## SET TASK
Retype the records below exactly as they appear.

Figure data in JSON
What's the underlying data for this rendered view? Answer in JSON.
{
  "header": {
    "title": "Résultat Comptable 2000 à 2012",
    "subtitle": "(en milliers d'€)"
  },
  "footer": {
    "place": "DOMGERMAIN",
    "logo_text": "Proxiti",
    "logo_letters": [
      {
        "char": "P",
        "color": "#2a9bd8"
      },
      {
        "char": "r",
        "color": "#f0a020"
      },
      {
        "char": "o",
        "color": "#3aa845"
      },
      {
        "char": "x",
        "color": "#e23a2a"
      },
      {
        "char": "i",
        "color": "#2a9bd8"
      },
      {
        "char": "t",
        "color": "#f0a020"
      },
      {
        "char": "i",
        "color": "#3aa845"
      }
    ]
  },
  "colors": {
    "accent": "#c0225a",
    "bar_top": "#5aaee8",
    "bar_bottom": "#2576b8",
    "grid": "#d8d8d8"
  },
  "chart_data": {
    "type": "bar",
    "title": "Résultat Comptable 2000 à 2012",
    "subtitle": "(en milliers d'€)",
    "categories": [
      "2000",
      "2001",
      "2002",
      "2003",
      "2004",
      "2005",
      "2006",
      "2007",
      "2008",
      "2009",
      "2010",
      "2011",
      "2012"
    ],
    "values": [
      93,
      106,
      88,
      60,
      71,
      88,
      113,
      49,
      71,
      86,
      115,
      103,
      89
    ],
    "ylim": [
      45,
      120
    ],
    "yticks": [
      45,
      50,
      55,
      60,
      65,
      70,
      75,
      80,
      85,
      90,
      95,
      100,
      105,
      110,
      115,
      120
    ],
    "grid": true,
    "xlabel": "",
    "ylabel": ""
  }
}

## EXPECTED OUTPUT
What's the underlying data for this rendered view? Answer in JSON.
{
  "header": {
    "title": "Résultat Comptable 2000 à 2012",
    "subtitle": "(en milliers d'€)"
  },
  "footer": {
    "place": "DOMGERMAIN",
    "logo_text": "Proxiti",
    "logo_letters": [
      {
        "char": "P",
        "color": "#2a9bd8"
      },
      {
        "char": "r",
        "color": "#f0a020"
      },
      {
        "char": "o",
        "color": "#3aa845"
      },
      {
        "char": "x",
        "color": "#e23a2a"
      },
      {
        "char": "i",
        "color": "#2a9bd8"
      },
      {
        "char": "t",
        "color": "#f0a020"
      },
      {
        "char": "i",
        "color": "#3aa845"
      }
    ]
  },
  "colors": {
    "accent": "#c0225a",
    "bar_top": "#5aaee8",
    "bar_bottom": "#2576b8",
    "grid": "#d8d8d8"
  },
  "chart_data": {
    "type": "bar",
    "title": "Résultat Comptable 2000 à 2012",
    "subtitle": "(en milliers d'€)",
    "categories": [
      "2000",
      "2001",
      "2002",
      "2003",
      "2004",
      "2005",
      "2006",
      "2007",
      "2008",
      "2009",
      "2010",
      "2011",
      "2012"
    ],
    "values": [
      93,
      106,
      88,
      60,
      71,
      88,
      113,
      49,
      71,
      86,
      115,
      103,
      89
    ],
    "ylim": [
      45,
      120
    ],
    "yticks": [
      45,
      50,
      55,
      60,
      65,
      70,
      75,
      80,
      85,
      90,
      95,
      100,
      105,
      110,
      115,
      120
    ],
    "grid": true,
    "xlabel": "",
    "ylabel": ""
  }
}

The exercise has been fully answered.